Stored data
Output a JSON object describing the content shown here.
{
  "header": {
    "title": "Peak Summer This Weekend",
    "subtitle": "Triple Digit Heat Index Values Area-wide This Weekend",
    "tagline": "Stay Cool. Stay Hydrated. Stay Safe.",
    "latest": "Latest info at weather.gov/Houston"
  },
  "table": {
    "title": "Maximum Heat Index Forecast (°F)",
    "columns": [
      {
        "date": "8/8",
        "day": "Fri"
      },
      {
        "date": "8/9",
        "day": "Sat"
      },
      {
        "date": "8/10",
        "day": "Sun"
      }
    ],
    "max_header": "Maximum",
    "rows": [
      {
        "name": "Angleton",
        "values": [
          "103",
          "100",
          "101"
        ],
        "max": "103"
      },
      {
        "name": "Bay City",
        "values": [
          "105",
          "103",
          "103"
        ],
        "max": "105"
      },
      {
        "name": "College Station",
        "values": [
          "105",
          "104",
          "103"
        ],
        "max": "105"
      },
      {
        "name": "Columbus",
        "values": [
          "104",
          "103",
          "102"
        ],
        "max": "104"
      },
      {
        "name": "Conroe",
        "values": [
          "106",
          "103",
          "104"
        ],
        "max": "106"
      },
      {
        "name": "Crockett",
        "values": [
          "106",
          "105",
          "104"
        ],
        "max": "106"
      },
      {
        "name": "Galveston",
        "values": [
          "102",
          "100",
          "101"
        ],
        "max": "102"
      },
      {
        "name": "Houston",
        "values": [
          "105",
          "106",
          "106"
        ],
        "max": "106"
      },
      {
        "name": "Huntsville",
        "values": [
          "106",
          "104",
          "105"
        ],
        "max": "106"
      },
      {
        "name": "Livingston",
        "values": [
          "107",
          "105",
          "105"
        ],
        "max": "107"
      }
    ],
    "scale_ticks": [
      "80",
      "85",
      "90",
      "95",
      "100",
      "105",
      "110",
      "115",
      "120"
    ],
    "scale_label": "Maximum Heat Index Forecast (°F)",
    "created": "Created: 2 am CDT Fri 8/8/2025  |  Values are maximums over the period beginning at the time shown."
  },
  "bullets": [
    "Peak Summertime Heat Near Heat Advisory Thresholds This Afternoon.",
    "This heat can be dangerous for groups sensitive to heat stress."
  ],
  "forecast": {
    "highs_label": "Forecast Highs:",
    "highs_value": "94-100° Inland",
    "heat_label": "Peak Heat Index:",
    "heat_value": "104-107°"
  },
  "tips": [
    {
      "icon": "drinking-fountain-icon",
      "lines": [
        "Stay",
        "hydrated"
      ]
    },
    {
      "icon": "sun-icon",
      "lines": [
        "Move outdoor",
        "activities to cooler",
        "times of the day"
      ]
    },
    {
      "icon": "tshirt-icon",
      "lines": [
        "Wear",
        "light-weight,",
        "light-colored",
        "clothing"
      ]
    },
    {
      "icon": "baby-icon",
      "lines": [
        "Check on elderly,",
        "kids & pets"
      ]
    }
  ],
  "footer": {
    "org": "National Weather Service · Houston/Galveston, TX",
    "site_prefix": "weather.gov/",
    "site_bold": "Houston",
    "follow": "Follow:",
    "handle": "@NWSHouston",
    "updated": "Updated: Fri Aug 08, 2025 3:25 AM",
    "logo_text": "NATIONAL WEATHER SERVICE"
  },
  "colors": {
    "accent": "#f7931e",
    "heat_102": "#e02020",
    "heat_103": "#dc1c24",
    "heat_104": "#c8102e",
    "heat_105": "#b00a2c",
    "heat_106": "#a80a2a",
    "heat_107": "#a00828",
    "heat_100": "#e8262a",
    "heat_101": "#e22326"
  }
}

Given task :: Search the records for the word "Index", then list every line that has it.

Output of the task ::
    "subtitle": "Triple Digit Heat Index Values Area-wide This Weekend",
    "title": "Maximum Heat Index Forecast (°F)",
    "scale_label": "Maximum Heat Index Forecast (°F)",
    "heat_label": "Peak Heat Index:",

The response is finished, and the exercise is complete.